The records are to be restated in their entirety, word for word.

* BEGIN DATASET CONTENT *

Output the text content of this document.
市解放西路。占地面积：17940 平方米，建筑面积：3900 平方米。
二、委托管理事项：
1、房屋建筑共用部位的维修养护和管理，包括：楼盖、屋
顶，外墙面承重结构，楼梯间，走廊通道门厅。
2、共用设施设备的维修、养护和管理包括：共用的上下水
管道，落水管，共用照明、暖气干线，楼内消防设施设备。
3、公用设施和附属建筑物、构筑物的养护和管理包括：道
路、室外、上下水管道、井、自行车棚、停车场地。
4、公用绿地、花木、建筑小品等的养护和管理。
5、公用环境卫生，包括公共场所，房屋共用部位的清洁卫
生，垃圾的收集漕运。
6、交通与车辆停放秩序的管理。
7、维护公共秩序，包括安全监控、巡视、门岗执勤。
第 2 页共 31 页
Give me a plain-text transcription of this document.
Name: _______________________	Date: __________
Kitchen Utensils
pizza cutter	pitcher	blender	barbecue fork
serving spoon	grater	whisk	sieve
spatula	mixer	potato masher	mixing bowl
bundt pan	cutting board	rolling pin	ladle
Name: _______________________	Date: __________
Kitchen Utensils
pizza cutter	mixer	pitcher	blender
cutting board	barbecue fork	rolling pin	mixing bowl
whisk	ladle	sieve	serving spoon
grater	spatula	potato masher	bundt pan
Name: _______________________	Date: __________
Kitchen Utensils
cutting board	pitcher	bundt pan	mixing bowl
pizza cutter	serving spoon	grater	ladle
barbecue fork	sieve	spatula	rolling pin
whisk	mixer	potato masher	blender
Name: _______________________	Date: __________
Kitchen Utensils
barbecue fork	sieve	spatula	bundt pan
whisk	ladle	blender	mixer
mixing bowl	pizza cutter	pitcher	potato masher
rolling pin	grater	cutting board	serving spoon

* END DATASET CONTENT *

• **RESPONSE**
Output the text content of this document.
市解放西路。占地面积：17940 平方米，建筑面积：3900 平方米。
二、委托管理事项：
1、房屋建筑共用部位的维修养护和管理，包括：楼盖、屋
顶，外墙面承重结构，楼梯间，走廊通道门厅。
2、共用设施设备的维修、养护和管理包括：共用的上下水
管道，落水管，共用照明、暖气干线，楼内消防设施设备。
3、公用设施和附属建筑物、构筑物的养护和管理包括：道
路、室外、上下水管道、井、自行车棚、停车场地。
4、公用绿地、花木、建筑小品等的养护和管理。
5、公用环境卫生，包括公共场所，房屋共用部位的清洁卫
生，垃圾的收集漕运。
6、交通与车辆停放秩序的管理。
7、维护公共秩序，包括安全监控、巡视、门岗执勤。
第 2 页共 31 页
Give me a plain-text transcription of this document.
Name: _______________________	Date: __________
Kitchen Utensils
pizza cutter	pitcher	blender	barbecue fork
serving spoon	grater	whisk	sieve
spatula	mixer	potato masher	mixing bowl
bundt pan	cutting board	rolling pin	ladle
Name: _______________________	Date: __________
Kitchen Utensils
pizza cutter	mixer	pitcher	blender
cutting board	barbecue fork	rolling pin	mixing bowl
whisk	ladle	sieve	serving spoon
grater	spatula	potato masher	bundt pan
Name: _______________________	Date: __________
Kitchen Utensils
cutting board	pitcher	bundt pan	mixing bowl
pizza cutter	serving spoon	grater	ladle
barbecue fork	sieve	spatula	rolling pin
whisk	mixer	potato masher	blender
Name: _______________________	Date: __________
Kitchen Utensils
barbecue fork	sieve	spatula	bundt pan
whisk	ladle	blender	mixer
mixing bowl	pizza cutter	pitcher	potato masher
rolling pin	grater	cutting board	serving spoon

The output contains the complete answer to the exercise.